Short exercise: Print the entire listing. Each line must match the original exactly.
━━━━━━━━━━━━━━━━━━━━
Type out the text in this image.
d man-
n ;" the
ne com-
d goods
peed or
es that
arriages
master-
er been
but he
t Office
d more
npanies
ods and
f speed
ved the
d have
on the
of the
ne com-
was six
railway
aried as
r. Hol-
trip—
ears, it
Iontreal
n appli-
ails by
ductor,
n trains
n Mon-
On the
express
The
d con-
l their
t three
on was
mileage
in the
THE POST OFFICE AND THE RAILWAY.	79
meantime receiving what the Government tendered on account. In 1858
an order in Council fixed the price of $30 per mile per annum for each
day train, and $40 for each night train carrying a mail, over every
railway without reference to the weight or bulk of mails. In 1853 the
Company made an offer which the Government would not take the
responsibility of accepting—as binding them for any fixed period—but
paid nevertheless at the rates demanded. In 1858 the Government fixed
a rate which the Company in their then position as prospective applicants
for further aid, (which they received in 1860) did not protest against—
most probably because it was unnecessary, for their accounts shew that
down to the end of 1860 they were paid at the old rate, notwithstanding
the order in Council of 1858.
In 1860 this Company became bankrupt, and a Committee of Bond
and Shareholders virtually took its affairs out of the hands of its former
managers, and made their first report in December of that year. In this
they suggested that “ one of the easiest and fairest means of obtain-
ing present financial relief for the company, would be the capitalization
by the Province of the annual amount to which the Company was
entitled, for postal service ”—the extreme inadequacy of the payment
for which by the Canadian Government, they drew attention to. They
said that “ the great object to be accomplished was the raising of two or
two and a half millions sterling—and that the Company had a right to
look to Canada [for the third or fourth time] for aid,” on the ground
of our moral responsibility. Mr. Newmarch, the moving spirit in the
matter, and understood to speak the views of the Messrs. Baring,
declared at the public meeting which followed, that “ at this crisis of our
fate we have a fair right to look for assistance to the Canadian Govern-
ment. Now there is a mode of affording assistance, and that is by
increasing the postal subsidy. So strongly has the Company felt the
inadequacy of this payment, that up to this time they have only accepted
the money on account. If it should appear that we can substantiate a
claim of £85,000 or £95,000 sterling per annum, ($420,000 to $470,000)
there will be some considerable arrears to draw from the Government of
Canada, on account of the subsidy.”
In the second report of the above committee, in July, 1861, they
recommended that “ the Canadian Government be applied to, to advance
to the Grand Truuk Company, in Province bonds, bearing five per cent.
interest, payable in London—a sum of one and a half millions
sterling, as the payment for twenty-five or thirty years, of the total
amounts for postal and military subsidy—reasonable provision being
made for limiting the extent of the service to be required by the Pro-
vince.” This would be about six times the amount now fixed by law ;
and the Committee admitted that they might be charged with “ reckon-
━━━━━━━━━━━━━━━━━━━━
Exercise answer:
Type out the text in this image.
d man-
n ;" the
ne com-
d goods
peed or
es that
arriages
master-
er been
but he
t Office
d more
npanies
ods and
f speed
ved the
d have
on the
of the
ne com-
was six
railway
aried as
r. Hol-
trip—
ears, it
Iontreal
n appli-
ails by
ductor,
n trains
n Mon-
On the
express
The
d con-
l their
t three
on was
mileage
in the
THE POST OFFICE AND THE RAILWAY.	79
meantime receiving what the Government tendered on account. In 1858
an order in Council fixed the price of $30 per mile per annum for each
day train, and $40 for each night train carrying a mail, over every
railway without reference to the weight or bulk of mails. In 1853 the
Company made an offer which the Government would not take the
responsibility of accepting—as binding them for any fixed period—but
paid nevertheless at the rates demanded. In 1858 the Government fixed
a rate which the Company in their then position as prospective applicants
for further aid, (which they received in 1860) did not protest against—
most probably because it was unnecessary, for their accounts shew that
down to the end of 1860 they were paid at the old rate, notwithstanding
the order in Council of 1858.
In 1860 this Company became bankrupt, and a Committee of Bond
and Shareholders virtually took its affairs out of the hands of its former
managers, and made their first report in December of that year. In this
they suggested that “ one of the easiest and fairest means of obtain-
ing present financial relief for the company, would be the capitalization
by the Province of the annual amount to which the Company was
entitled, for postal service ”—the extreme inadequacy of the payment
for which by the Canadian Government, they drew attention to. They
said that “ the great object to be accomplished was the raising of two or
two and a half millions sterling—and that the Company had a right to
look to Canada [for the third or fourth time] for aid,” on the ground
of our moral responsibility. Mr. Newmarch, the moving spirit in the
matter, and understood to speak the views of the Messrs. Baring,
declared at the public meeting which followed, that “ at this crisis of our
fate we have a fair right to look for assistance to the Canadian Govern-
ment. Now there is a mode of affording assistance, and that is by
increasing the postal subsidy. So strongly has the Company felt the
inadequacy of this payment, that up to this time they have only accepted
the money on account. If it should appear that we can substantiate a
claim of £85,000 or £95,000 sterling per annum, ($420,000 to $470,000)
there will be some considerable arrears to draw from the Government of
Canada, on account of the subsidy.”
In the second report of the above committee, in July, 1861, they
recommended that “ the Canadian Government be applied to, to advance
to the Grand Truuk Company, in Province bonds, bearing five per cent.
interest, payable in London—a sum of one and a half millions
sterling, as the payment for twenty-five or thirty years, of the total
amounts for postal and military subsidy—reasonable provision being
made for limiting the extent of the service to be required by the Pro-
vince.” This would be about six times the amount now fixed by law ;
and the Committee admitted that they might be charged with “ reckon-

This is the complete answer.